GIVEN INSTRUCTION:
All lines holding the string "JSON" are to be shown.

RECORDS TO USE:

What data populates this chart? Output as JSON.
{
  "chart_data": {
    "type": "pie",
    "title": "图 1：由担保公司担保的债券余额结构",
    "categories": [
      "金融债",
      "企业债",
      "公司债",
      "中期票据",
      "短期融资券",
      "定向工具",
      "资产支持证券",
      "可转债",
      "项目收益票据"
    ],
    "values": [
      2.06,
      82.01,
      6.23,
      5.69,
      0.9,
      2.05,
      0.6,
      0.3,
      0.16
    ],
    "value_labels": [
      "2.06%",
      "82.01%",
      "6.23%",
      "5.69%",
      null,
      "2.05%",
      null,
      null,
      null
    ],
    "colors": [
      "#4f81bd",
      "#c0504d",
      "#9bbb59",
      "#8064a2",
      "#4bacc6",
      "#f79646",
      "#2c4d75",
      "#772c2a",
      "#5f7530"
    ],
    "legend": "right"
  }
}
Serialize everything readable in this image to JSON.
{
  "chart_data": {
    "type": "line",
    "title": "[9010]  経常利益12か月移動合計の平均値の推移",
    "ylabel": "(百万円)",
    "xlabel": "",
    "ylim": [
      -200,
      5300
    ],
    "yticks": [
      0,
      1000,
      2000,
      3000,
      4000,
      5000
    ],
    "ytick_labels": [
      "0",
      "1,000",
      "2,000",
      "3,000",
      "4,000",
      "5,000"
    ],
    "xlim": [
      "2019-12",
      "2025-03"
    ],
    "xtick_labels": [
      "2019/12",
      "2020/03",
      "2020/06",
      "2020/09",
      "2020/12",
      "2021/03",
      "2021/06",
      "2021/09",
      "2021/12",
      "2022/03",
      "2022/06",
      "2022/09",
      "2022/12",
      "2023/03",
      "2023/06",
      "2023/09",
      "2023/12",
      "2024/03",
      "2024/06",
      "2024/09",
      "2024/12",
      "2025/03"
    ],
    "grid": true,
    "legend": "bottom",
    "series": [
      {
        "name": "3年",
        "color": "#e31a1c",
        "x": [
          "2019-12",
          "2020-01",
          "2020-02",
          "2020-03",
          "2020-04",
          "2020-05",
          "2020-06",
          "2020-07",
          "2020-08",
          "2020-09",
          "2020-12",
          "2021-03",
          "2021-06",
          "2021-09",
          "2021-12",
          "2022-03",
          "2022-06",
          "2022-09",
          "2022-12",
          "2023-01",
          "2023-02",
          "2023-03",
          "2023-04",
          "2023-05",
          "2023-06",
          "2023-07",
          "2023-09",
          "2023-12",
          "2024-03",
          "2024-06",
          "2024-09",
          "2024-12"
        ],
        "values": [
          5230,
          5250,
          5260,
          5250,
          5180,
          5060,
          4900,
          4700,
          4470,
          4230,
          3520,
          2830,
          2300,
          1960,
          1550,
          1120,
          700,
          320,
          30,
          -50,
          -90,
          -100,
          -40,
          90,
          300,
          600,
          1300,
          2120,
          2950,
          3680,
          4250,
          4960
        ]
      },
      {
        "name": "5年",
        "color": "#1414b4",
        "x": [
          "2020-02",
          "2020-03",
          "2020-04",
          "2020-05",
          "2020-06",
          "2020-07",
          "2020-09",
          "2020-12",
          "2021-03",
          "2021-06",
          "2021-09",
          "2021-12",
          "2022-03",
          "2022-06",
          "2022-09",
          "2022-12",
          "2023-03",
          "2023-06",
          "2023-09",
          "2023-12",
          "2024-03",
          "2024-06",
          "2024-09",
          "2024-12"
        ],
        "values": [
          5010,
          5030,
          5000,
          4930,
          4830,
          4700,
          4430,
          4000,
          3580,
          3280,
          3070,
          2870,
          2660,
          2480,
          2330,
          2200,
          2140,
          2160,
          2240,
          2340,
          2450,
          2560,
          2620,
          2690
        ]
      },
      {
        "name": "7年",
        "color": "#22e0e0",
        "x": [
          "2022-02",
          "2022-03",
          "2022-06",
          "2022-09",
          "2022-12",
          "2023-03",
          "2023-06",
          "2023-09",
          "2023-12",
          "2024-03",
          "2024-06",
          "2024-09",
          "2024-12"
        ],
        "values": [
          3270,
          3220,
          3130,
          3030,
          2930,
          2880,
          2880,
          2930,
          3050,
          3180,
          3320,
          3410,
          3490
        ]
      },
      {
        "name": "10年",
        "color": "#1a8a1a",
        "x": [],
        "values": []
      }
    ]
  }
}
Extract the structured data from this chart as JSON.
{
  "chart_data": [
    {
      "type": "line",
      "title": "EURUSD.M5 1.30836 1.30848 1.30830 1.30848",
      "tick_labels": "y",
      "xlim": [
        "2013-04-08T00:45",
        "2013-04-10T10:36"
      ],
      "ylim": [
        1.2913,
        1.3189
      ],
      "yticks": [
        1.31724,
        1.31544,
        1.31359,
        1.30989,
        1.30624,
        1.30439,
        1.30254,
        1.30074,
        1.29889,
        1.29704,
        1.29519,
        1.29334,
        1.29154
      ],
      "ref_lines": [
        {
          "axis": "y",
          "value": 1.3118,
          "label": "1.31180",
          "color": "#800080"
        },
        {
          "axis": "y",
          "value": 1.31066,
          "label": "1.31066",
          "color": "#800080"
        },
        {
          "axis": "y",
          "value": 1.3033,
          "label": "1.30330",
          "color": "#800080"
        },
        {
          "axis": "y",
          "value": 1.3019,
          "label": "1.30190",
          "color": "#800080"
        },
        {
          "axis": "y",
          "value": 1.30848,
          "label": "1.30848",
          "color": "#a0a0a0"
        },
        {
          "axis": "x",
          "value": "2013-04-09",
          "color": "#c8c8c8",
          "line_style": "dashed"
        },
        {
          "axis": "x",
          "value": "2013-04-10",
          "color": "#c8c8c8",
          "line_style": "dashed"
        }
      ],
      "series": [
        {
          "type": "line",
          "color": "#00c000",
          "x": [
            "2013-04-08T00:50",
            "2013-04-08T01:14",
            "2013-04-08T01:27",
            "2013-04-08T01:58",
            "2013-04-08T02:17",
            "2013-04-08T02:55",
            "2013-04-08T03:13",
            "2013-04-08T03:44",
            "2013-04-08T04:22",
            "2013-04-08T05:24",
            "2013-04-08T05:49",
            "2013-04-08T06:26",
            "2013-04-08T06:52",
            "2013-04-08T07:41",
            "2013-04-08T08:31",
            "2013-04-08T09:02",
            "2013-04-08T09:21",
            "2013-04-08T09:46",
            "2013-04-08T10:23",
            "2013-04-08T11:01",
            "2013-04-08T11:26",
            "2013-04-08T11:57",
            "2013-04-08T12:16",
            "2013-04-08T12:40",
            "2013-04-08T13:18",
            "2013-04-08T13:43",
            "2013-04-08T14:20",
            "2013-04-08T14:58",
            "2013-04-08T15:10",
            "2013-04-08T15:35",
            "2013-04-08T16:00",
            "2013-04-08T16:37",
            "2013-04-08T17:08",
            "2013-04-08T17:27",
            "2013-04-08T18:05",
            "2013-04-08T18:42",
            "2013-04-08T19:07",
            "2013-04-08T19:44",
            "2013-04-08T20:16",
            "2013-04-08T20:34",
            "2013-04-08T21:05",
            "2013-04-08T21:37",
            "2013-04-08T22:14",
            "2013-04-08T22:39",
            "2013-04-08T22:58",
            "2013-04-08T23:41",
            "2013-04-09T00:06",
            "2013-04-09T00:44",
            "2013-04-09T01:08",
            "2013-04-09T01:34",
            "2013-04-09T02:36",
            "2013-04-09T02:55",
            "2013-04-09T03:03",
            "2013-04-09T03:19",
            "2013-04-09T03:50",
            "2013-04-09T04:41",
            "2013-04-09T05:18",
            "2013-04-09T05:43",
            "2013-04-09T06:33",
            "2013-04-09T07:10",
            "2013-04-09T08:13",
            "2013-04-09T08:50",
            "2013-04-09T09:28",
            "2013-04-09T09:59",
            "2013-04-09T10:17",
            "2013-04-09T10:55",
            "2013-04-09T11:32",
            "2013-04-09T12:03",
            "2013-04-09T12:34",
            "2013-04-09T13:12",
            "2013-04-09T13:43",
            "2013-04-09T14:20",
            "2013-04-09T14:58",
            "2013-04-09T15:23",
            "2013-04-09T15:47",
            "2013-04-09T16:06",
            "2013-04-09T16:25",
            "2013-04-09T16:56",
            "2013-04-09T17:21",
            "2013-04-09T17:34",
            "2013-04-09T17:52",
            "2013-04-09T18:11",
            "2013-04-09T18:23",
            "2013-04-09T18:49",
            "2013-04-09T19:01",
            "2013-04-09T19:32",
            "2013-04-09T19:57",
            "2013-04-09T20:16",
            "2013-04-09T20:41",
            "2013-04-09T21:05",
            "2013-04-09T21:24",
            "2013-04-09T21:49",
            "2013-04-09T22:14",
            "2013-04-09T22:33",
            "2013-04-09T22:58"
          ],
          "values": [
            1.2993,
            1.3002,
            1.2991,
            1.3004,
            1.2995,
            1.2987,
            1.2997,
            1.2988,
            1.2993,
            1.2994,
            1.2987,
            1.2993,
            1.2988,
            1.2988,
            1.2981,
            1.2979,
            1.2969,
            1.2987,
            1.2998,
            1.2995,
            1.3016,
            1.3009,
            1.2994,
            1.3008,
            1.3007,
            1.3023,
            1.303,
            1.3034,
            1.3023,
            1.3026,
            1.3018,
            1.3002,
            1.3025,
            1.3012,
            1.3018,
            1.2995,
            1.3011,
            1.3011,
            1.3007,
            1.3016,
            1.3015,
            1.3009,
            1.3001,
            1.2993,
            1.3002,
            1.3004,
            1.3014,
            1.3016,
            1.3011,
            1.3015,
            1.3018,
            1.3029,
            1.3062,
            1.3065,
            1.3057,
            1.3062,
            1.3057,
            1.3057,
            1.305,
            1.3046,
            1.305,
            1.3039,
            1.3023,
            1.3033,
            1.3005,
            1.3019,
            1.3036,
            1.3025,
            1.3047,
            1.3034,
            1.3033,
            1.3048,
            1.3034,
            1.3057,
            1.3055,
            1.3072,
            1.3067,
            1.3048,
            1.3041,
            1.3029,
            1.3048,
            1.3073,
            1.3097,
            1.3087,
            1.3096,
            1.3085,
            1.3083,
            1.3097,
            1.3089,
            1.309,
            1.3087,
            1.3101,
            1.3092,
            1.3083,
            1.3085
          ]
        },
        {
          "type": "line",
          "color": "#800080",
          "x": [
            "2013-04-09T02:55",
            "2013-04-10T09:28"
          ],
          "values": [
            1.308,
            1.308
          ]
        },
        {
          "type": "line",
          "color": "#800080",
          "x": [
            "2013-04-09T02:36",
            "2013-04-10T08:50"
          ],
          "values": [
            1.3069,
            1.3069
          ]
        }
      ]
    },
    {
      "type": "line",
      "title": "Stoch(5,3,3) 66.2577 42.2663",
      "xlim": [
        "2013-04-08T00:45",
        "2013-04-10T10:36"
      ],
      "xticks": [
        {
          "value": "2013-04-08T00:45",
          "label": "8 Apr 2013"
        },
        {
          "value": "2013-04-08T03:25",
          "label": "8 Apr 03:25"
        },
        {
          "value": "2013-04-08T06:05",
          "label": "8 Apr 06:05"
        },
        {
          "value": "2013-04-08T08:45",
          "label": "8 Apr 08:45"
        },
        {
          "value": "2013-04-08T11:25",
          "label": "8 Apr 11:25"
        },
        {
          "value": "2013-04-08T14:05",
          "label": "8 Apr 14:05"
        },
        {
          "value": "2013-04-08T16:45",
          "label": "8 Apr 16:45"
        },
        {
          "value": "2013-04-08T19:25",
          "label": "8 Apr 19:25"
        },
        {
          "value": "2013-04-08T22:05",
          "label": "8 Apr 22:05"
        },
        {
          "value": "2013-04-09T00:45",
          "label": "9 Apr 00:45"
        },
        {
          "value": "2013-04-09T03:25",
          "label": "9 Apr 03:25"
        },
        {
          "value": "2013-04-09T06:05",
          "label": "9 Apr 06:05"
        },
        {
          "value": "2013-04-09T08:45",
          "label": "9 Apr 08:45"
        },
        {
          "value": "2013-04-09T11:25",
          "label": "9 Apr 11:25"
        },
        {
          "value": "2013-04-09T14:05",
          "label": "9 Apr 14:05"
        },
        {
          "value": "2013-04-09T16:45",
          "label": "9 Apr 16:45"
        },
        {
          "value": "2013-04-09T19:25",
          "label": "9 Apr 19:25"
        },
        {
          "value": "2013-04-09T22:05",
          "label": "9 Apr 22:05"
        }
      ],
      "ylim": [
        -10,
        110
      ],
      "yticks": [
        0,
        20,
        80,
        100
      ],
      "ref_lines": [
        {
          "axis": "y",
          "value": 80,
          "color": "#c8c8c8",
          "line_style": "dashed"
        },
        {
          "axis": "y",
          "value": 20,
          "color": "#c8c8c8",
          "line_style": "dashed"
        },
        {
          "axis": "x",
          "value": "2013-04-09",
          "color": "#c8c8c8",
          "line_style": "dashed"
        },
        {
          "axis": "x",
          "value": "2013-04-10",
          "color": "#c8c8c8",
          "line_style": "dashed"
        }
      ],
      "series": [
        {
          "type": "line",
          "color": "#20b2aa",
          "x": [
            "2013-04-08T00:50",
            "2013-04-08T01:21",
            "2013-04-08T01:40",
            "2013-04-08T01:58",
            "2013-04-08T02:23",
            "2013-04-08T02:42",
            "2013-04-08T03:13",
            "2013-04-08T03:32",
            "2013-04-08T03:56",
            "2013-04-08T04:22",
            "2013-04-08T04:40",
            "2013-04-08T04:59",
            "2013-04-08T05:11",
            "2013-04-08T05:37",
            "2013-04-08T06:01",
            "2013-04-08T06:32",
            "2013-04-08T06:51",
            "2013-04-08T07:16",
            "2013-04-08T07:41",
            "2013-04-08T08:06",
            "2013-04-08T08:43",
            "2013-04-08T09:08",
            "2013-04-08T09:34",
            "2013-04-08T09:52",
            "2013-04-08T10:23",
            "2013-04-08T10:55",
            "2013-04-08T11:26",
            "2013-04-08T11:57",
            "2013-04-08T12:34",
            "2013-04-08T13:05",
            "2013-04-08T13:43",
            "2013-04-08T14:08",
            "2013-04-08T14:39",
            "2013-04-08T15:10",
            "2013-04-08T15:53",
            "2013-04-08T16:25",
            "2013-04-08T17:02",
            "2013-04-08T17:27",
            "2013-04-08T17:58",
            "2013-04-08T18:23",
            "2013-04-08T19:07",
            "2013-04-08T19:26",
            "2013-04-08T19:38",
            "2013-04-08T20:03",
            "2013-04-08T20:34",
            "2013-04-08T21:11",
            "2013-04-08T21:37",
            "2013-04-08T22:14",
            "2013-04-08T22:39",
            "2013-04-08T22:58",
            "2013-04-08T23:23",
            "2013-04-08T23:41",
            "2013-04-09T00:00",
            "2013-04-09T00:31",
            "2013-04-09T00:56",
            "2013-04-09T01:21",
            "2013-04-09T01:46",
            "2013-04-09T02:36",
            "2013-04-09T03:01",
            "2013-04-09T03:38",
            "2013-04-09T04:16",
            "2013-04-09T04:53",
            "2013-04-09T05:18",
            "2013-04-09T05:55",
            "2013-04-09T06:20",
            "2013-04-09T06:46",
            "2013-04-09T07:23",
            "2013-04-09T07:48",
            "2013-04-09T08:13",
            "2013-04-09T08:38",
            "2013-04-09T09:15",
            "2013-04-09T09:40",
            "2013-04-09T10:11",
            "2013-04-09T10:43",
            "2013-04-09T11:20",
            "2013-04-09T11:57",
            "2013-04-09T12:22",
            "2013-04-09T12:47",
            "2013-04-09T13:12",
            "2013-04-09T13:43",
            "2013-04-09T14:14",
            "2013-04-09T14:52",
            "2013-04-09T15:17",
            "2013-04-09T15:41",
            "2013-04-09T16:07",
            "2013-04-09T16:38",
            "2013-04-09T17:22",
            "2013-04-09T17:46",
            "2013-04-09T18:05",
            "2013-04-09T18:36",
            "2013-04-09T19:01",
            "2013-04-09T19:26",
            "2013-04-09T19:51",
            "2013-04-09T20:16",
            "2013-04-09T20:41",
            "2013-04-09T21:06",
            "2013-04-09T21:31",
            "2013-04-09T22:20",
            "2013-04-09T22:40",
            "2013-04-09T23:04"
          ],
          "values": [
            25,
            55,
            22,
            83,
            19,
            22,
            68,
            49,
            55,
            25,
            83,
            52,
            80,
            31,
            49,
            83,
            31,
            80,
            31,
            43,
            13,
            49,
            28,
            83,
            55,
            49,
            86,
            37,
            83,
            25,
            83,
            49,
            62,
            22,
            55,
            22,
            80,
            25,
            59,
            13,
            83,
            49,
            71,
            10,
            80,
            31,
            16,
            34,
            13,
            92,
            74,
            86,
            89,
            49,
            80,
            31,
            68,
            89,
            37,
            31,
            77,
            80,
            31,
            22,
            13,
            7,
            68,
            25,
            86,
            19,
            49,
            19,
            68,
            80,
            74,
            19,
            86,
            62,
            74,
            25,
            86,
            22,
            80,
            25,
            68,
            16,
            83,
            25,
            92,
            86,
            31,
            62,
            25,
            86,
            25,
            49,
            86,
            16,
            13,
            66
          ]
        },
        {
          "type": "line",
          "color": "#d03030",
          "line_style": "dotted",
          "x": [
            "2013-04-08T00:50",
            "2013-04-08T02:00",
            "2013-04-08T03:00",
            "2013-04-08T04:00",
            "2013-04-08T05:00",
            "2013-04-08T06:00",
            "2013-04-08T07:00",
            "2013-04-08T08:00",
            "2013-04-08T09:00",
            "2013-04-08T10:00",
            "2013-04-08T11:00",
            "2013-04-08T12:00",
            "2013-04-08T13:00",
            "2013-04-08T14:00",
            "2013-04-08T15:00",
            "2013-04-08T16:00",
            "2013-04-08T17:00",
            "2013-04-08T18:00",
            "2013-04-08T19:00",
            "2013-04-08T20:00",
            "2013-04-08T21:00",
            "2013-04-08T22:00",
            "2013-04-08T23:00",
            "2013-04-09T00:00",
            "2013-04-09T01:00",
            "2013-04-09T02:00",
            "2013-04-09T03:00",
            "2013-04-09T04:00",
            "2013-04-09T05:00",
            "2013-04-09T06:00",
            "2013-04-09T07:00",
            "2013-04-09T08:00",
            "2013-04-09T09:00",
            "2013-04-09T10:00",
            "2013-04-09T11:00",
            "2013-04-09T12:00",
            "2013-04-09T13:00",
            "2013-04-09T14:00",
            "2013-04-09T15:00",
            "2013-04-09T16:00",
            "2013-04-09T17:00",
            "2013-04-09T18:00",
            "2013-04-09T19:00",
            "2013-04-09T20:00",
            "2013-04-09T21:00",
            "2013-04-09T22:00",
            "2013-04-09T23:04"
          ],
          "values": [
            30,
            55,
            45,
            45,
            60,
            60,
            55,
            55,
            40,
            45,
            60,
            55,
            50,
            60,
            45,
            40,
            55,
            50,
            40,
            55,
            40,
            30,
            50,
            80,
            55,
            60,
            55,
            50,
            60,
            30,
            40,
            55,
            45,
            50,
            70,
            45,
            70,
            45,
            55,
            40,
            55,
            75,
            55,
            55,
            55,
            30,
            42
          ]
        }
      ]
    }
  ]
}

THE RESULT:
What data populates this chart? Output as JSON.
Serialize everything readable in this image to JSON.
Extract the structured data from this chart as JSON.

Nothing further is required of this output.